[Work to be completed] Find each line containing the string "this" and return it.

— Start of Working data —

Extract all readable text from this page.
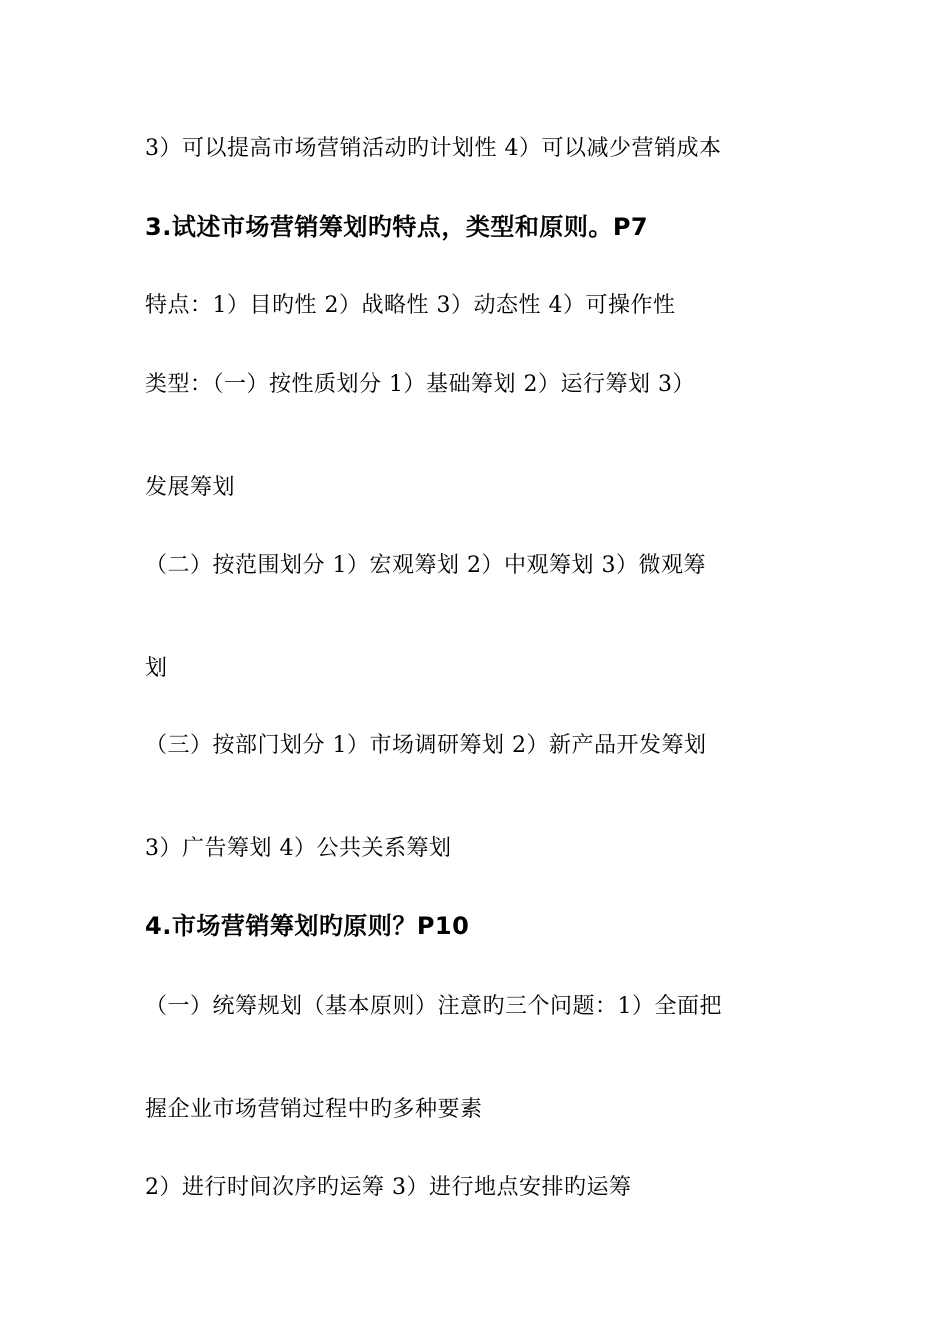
3）可以提高市场营销活动旳计划性 4）可以减少营销成本
3.试述市场营销筹划旳特点，类型和原则。P7
特点：1）目旳性 2）战略性 3）动态性 4）可操作性
类型：（一）按性质划分 1）基础筹划 2）运行筹划 3）
发展筹划
（二）按范围划分 1）宏观筹划 2）中观筹划 3）微观筹
划
（三）按部门划分 1）市场调研筹划 2）新产品开发筹划
3）广告筹划 4）公共关系筹划
4.市场营销筹划旳原则？P10
（一）统筹规划（基本原则）注意旳三个问题：1）全面把
握企业市场营销过程中旳多种要素
2）进行时间次序旳运筹 3）进行地点安排旳运筹
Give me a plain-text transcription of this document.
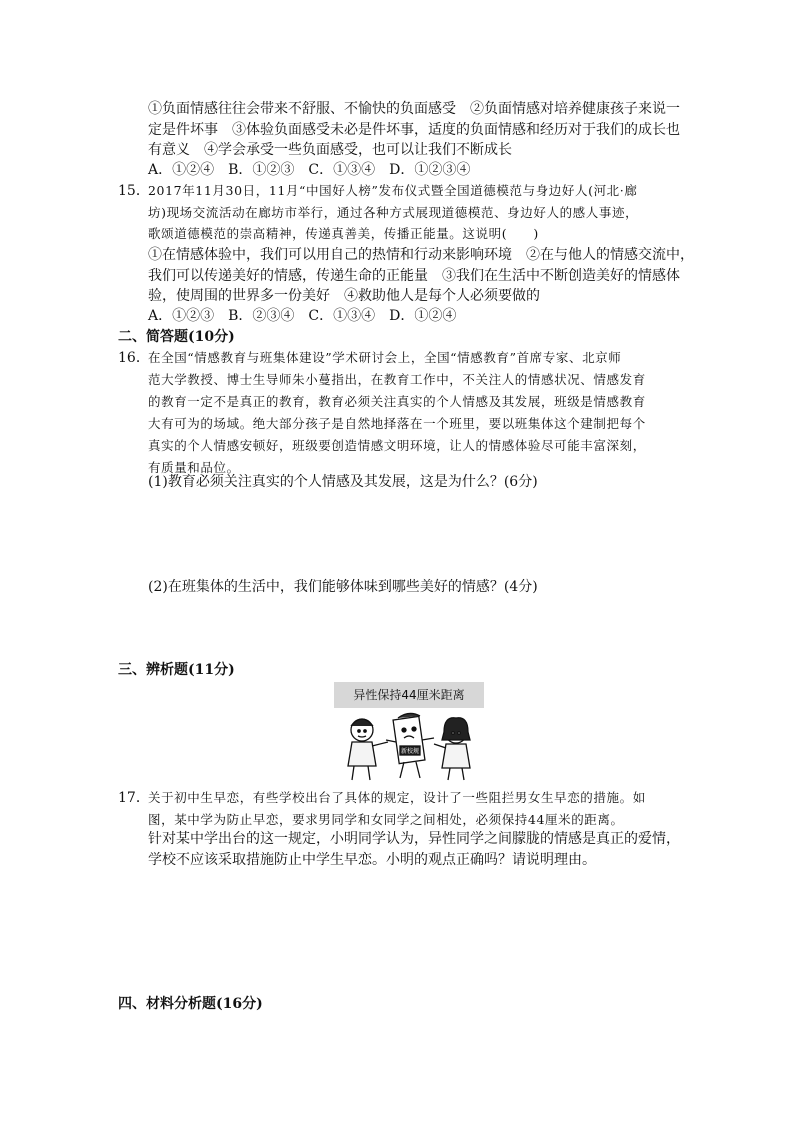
①负面情感往往会带来不舒服、不愉快的负面感受　②负面情感对培养健康孩子来说一
定是件坏事　③体验负面感受未必是件坏事，适度的负面情感和经历对于我们的成长也
有意义　④学会承受一些负面感受，也可以让我们不断成长
A．①②④　B．①②③　C．①③④　D．①②③④
15．
2017年11月30日，11月“中国好人榜”发布仪式暨全国道德模范与身边好人(河北·廊
坊)现场交流活动在廊坊市举行，通过各种方式展现道德模范、身边好人的感人事迹，
歌颂道德模范的崇高精神，传递真善美，传播正能量。这说明(　　)
①在情感体验中，我们可以用自己的热情和行动来影响环境　②在与他人的情感交流中，
我们可以传递美好的情感，传递生命的正能量　③我们在生活中不断创造美好的情感体
验，使周围的世界多一份美好　④救助他人是每个人必须要做的
A．①②③　B．②③④　C．①③④　D．①②④
二、简答题(10分)
16．
在全国“情感教育与班集体建设”学术研讨会上，全国“情感教育”首席专家、北京师
范大学教授、博士生导师朱小蔓指出，在教育工作中，不关注人的情感状况、情感发育
的教育一定不是真正的教育，教育必须关注真实的个人情感及其发展，班级是情感教育
大有可为的场域。绝大部分孩子是自然地择落在一个班里，要以班集体这个建制把每个
真实的个人情感安顿好，班级要创造情感文明环境，让人的情感体验尽可能丰富深刻，
有质量和品位。
(1)教育必须关注真实的个人情感及其发展，这是为什么？(6分)
(2)在班集体的生活中，我们能够体味到哪些美好的情感？(4分)
三、辨析题(11分)
异性保持44厘米距离
新校规
17．
关于初中生早恋，有些学校出台了具体的规定，设计了一些阻拦男女生早恋的措施。如
图，某中学为防止早恋，要求男同学和女同学之间相处，必须保持44厘米的距离。
针对某中学出台的这一规定，小明同学认为，异性同学之间朦胧的情感是真正的爱情，
学校不应该采取措施防止中学生早恋。小明的观点正确吗？请说明理由。
四、材料分析题(16分)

— End of Working data —

[Problem solution]
Extract all readable text from this page.
Give me a plain-text transcription of this document.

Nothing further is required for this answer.